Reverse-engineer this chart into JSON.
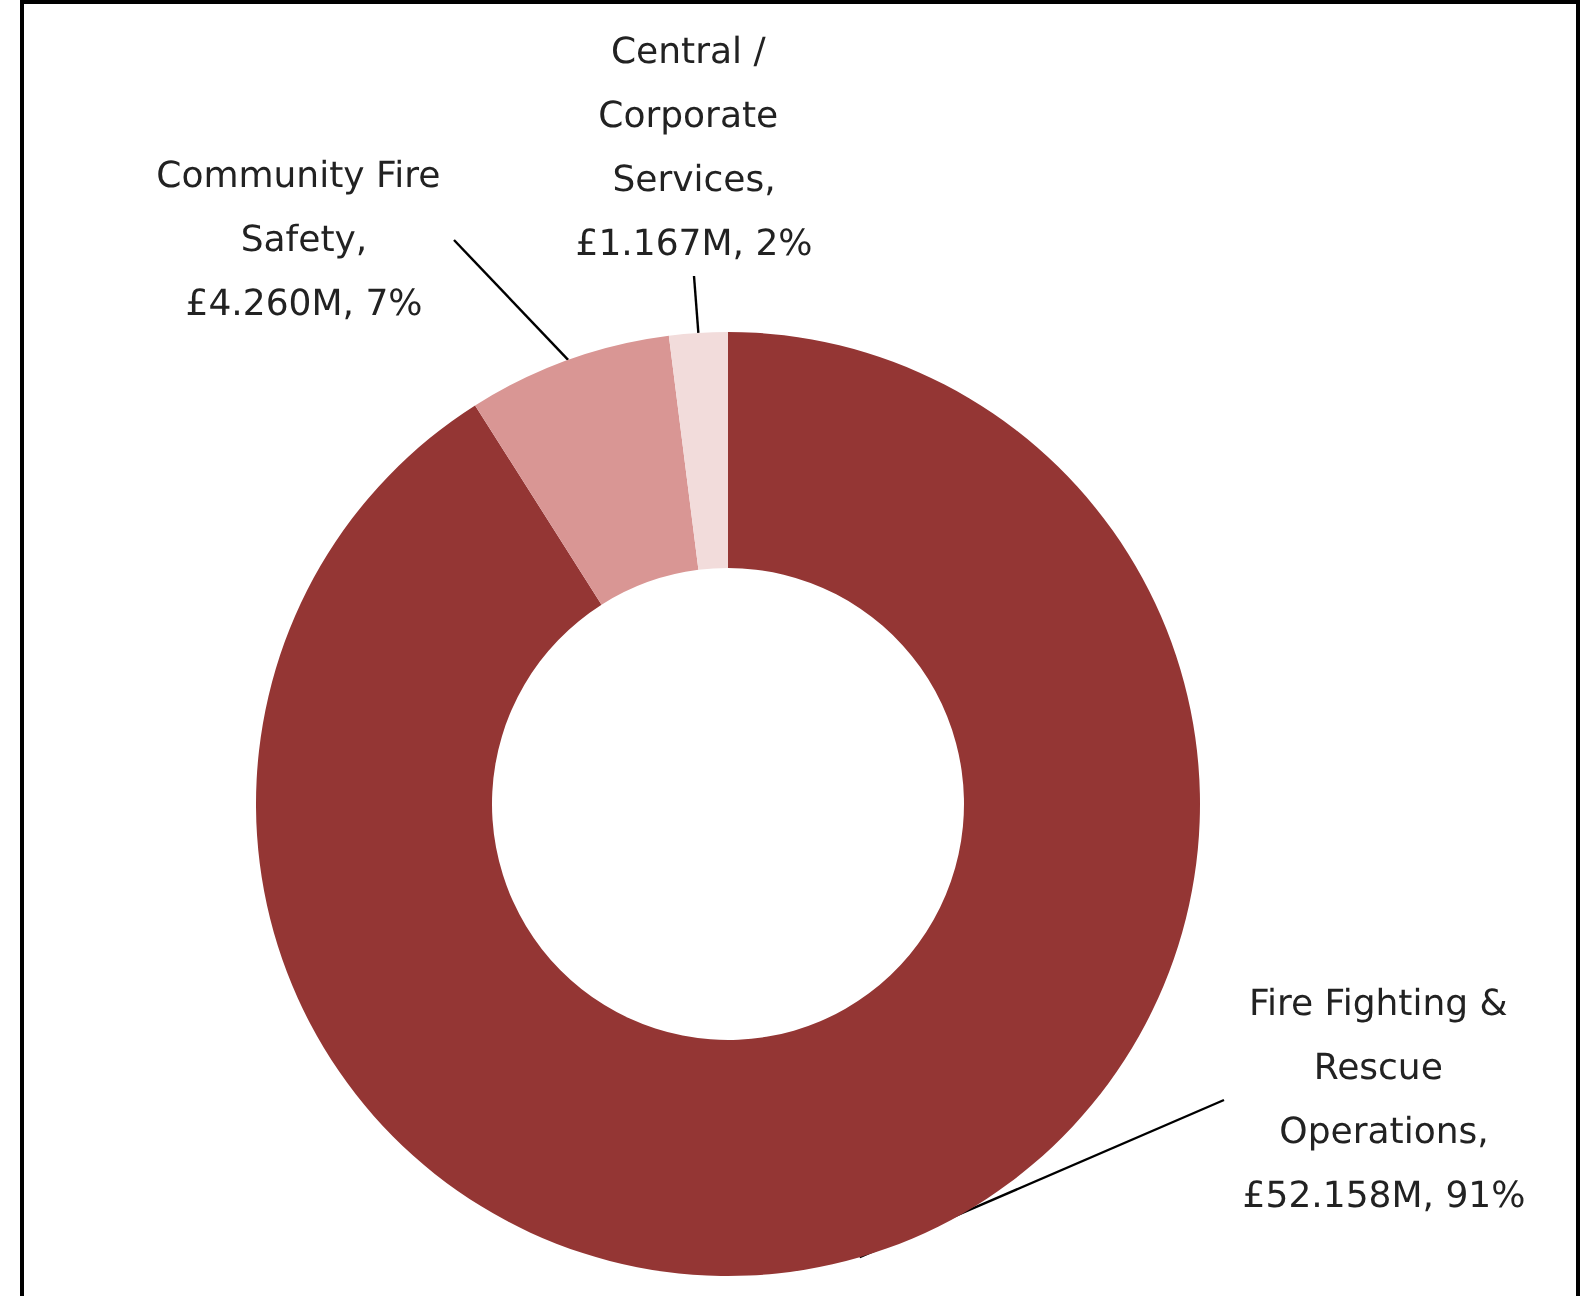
{
  "chart_data": {
    "type": "donut",
    "categories": [
      "Fire Fighting & Rescue Operations",
      "Community Fire Safety",
      "Central / Corporate Services"
    ],
    "values": [
      91,
      7,
      2
    ],
    "value_labels": [
      ",\n£52.158M, 91%",
      ",\n£4.260M, 7%",
      ",\n£1.167M, 2%"
    ],
    "colors": [
      "#943634",
      "#d99694",
      "#f2dcdb"
    ],
    "legend": false
  }
}
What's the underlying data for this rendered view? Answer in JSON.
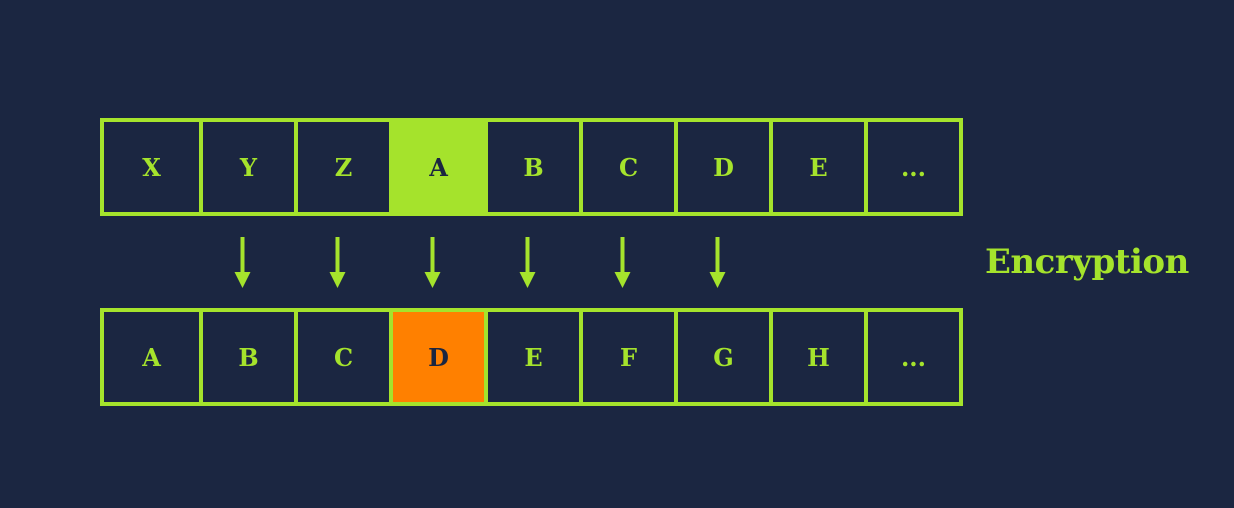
{
  "plain_row": {
    "cells": [
      "X",
      "Y",
      "Z",
      "A",
      "B",
      "C",
      "D",
      "E",
      "..."
    ],
    "highlight_index": 3,
    "highlight_color": "#a5e32c"
  },
  "cipher_row": {
    "cells": [
      "A",
      "B",
      "C",
      "D",
      "E",
      "F",
      "G",
      "H",
      "..."
    ],
    "highlight_index": 3,
    "highlight_color": "#ff8000"
  },
  "arrow_columns": [
    1,
    2,
    3,
    4,
    5,
    6
  ],
  "label": "Encryption",
  "colors": {
    "background": "#1b2641",
    "accent": "#a5e32c",
    "highlight_orange": "#ff8000"
  }
}
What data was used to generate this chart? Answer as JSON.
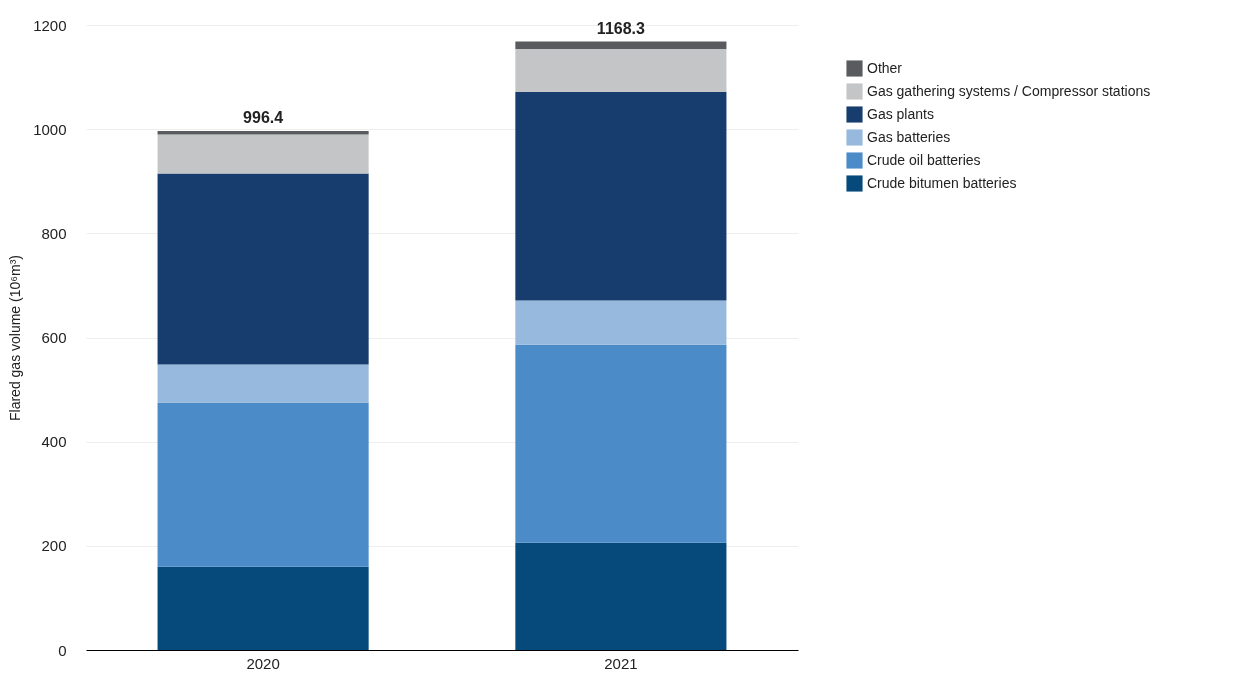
{
  "chart_data": {
    "type": "bar",
    "stacked": true,
    "ylabel": "Flared gas volume (10⁶m³)",
    "categories": [
      "2020",
      "2021"
    ],
    "series": [
      {
        "name": "Crude bitumen batteries",
        "color": "#054a7a",
        "values": [
          160,
          206
        ]
      },
      {
        "name": "Crude oil batteries",
        "color": "#4b8bc8",
        "values": [
          315,
          380
        ]
      },
      {
        "name": "Gas batteries",
        "color": "#97b9de",
        "values": [
          73,
          85
        ]
      },
      {
        "name": "Gas plants",
        "color": "#163d6e",
        "values": [
          367,
          401
        ]
      },
      {
        "name": "Gas gathering systems / Compressor stations",
        "color": "#c4c5c7",
        "values": [
          75,
          82
        ]
      },
      {
        "name": "Other",
        "color": "#5a5b5e",
        "values": [
          6.4,
          14.3
        ]
      }
    ],
    "totals": [
      "996.4",
      "1168.3"
    ],
    "ylim": [
      0,
      1200
    ],
    "yticks": [
      0,
      200,
      400,
      600,
      800,
      1000,
      1200
    ],
    "grid": "y",
    "legend": "top right"
  }
}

____________________

Find all the lines containing "Fire" in the material, then copy them.

      "Fire Fighting & Rescue Operations",
      "Community Fire Safety",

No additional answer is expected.